=== What you will do ===
Here are some records; copy every line that holds the word "Output".

>>>

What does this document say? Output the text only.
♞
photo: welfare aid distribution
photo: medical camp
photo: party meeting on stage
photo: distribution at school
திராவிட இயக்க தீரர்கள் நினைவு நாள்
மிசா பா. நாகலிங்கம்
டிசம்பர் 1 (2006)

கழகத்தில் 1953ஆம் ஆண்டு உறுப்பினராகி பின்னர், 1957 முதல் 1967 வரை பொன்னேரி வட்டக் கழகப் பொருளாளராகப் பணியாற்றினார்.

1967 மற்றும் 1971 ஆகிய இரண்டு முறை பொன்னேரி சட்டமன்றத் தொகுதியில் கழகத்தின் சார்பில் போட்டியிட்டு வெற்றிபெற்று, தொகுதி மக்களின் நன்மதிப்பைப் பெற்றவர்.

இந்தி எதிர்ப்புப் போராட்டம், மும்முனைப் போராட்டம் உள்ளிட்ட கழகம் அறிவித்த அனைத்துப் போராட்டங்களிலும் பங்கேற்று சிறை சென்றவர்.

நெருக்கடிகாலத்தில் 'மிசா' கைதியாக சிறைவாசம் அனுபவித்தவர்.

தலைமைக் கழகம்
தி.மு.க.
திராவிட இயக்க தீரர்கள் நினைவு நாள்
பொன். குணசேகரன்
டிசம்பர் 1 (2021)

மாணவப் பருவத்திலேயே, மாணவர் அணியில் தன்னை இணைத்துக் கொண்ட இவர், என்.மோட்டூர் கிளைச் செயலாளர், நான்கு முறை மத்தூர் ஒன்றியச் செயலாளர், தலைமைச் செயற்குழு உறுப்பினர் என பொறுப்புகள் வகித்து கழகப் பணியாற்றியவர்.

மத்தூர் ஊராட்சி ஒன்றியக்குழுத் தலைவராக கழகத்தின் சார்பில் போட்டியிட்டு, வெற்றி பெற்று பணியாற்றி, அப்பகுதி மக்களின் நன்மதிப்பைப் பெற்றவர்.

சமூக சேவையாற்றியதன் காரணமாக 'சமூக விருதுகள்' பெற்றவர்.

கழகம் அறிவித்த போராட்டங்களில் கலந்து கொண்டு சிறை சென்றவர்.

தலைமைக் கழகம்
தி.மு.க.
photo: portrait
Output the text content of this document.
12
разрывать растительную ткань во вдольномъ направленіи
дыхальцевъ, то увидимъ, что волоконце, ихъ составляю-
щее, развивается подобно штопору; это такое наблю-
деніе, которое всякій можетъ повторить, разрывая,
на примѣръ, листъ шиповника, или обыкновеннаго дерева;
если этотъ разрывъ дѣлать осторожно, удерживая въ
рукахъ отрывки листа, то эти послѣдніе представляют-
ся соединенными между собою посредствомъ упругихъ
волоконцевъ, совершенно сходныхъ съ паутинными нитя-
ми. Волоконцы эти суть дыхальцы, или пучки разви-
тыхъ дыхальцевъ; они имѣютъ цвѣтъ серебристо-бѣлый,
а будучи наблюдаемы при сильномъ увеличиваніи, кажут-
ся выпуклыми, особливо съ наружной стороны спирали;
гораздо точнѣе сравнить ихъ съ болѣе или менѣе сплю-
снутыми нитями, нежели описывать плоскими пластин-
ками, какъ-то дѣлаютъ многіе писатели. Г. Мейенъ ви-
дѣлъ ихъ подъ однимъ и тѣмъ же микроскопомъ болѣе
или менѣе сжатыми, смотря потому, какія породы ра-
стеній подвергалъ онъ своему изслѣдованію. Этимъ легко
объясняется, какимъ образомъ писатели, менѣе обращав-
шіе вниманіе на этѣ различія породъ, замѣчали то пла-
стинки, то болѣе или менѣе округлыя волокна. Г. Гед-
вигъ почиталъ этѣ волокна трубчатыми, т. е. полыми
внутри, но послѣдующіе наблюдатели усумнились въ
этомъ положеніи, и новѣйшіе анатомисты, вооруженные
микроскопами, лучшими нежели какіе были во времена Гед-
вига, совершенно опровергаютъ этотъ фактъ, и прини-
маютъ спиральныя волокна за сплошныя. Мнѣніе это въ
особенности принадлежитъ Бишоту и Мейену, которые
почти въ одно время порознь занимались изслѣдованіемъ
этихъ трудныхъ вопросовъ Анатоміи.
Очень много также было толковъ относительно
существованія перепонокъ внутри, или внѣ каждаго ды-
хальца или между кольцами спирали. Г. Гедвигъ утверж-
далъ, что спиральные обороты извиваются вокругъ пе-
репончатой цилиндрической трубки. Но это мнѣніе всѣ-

<<<

=== Task solution ===
What does this document say? Output the text only.
Output the text content of this document.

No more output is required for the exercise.